Task to carry out
Copy every entry exactly as given, minus the images.

──────────────────────────────

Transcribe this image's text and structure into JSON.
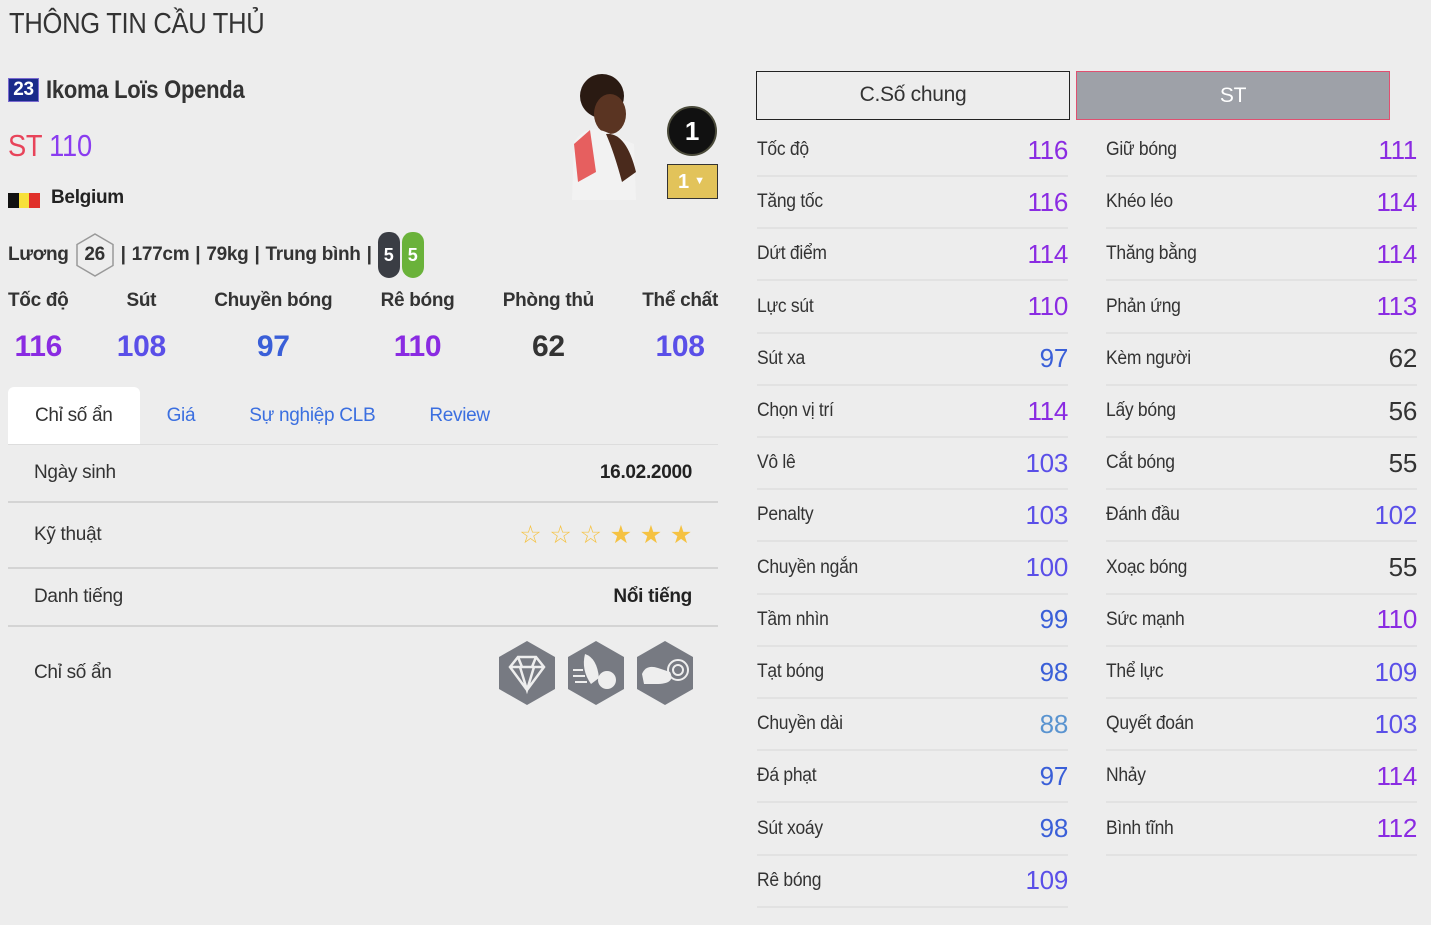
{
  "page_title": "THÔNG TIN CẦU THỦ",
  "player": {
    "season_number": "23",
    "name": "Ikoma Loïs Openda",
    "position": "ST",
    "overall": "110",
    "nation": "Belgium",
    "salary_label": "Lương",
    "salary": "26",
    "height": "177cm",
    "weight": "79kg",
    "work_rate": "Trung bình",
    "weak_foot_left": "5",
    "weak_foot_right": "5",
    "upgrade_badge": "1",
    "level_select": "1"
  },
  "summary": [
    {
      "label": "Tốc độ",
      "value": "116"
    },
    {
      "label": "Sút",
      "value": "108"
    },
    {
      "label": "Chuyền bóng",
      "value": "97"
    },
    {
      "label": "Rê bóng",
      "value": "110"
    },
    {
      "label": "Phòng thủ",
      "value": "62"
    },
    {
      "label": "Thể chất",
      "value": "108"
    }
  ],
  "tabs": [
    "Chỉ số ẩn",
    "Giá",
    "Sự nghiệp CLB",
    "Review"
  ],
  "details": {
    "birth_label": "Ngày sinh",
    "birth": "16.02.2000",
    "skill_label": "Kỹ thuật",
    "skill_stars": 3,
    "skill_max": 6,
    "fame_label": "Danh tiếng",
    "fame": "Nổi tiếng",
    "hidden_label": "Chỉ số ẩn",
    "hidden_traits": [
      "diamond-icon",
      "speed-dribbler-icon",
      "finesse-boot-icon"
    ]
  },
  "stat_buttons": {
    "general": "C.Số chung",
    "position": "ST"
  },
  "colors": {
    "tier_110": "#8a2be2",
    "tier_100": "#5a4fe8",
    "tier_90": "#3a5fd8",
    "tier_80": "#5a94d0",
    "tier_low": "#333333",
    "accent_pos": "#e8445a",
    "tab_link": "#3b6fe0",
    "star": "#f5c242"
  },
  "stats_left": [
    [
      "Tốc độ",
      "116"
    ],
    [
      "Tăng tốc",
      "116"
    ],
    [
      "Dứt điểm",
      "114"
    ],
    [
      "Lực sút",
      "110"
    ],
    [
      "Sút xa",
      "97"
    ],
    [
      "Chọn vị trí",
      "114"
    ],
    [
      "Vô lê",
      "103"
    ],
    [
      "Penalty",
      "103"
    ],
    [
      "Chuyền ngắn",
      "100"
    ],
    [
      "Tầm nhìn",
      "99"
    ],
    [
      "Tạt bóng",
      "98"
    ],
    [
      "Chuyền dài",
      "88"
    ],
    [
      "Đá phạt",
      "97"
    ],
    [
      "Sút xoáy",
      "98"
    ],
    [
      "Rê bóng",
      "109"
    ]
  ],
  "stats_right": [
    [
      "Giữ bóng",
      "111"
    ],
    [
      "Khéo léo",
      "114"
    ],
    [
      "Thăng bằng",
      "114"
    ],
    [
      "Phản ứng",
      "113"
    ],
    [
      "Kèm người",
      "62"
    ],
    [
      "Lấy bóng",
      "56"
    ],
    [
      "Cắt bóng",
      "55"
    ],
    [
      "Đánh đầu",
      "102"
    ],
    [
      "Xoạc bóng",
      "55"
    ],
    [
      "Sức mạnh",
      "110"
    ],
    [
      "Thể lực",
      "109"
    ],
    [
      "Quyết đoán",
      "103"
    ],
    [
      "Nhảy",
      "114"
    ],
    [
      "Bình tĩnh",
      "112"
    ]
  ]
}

──────────────────────────────

Answer for the task
Transcribe this image's text and structure into JSON.
{
  "page_title": "THÔNG TIN CẦU THỦ",
  "player": {
    "season_number": "23",
    "name": "Ikoma Loïs Openda",
    "position": "ST",
    "overall": "110",
    "nation": "Belgium",
    "salary_label": "Lương",
    "salary": "26",
    "height": "177cm",
    "weight": "79kg",
    "work_rate": "Trung bình",
    "weak_foot_left": "5",
    "weak_foot_right": "5",
    "upgrade_badge": "1",
    "level_select": "1"
  },
  "summary": [
    {
      "label": "Tốc độ",
      "value": "116"
    },
    {
      "label": "Sút",
      "value": "108"
    },
    {
      "label": "Chuyền bóng",
      "value": "97"
    },
    {
      "label": "Rê bóng",
      "value": "110"
    },
    {
      "label": "Phòng thủ",
      "value": "62"
    },
    {
      "label": "Thể chất",
      "value": "108"
    }
  ],
  "tabs": [
    "Chỉ số ẩn",
    "Giá",
    "Sự nghiệp CLB",
    "Review"
  ],
  "details": {
    "birth_label": "Ngày sinh",
    "birth": "16.02.2000",
    "skill_label": "Kỹ thuật",
    "skill_stars": 3,
    "skill_max": 6,
    "fame_label": "Danh tiếng",
    "fame": "Nổi tiếng",
    "hidden_label": "Chỉ số ẩn",
    "hidden_traits": [
      "diamond-icon",
      "speed-dribbler-icon",
      "finesse-boot-icon"
    ]
  },
  "stat_buttons": {
    "general": "C.Số chung",
    "position": "ST"
  },
  "colors": {
    "tier_110": "#8a2be2",
    "tier_100": "#5a4fe8",
    "tier_90": "#3a5fd8",
    "tier_80": "#5a94d0",
    "tier_low": "#333333",
    "accent_pos": "#e8445a",
    "tab_link": "#3b6fe0",
    "star": "#f5c242"
  },
  "stats_left": [
    [
      "Tốc độ",
      "116"
    ],
    [
      "Tăng tốc",
      "116"
    ],
    [
      "Dứt điểm",
      "114"
    ],
    [
      "Lực sút",
      "110"
    ],
    [
      "Sút xa",
      "97"
    ],
    [
      "Chọn vị trí",
      "114"
    ],
    [
      "Vô lê",
      "103"
    ],
    [
      "Penalty",
      "103"
    ],
    [
      "Chuyền ngắn",
      "100"
    ],
    [
      "Tầm nhìn",
      "99"
    ],
    [
      "Tạt bóng",
      "98"
    ],
    [
      "Chuyền dài",
      "88"
    ],
    [
      "Đá phạt",
      "97"
    ],
    [
      "Sút xoáy",
      "98"
    ],
    [
      "Rê bóng",
      "109"
    ]
  ],
  "stats_right": [
    [
      "Giữ bóng",
      "111"
    ],
    [
      "Khéo léo",
      "114"
    ],
    [
      "Thăng bằng",
      "114"
    ],
    [
      "Phản ứng",
      "113"
    ],
    [
      "Kèm người",
      "62"
    ],
    [
      "Lấy bóng",
      "56"
    ],
    [
      "Cắt bóng",
      "55"
    ],
    [
      "Đánh đầu",
      "102"
    ],
    [
      "Xoạc bóng",
      "55"
    ],
    [
      "Sức mạnh",
      "110"
    ],
    [
      "Thể lực",
      "109"
    ],
    [
      "Quyết đoán",
      "103"
    ],
    [
      "Nhảy",
      "114"
    ],
    [
      "Bình tĩnh",
      "112"
    ]
  ]
}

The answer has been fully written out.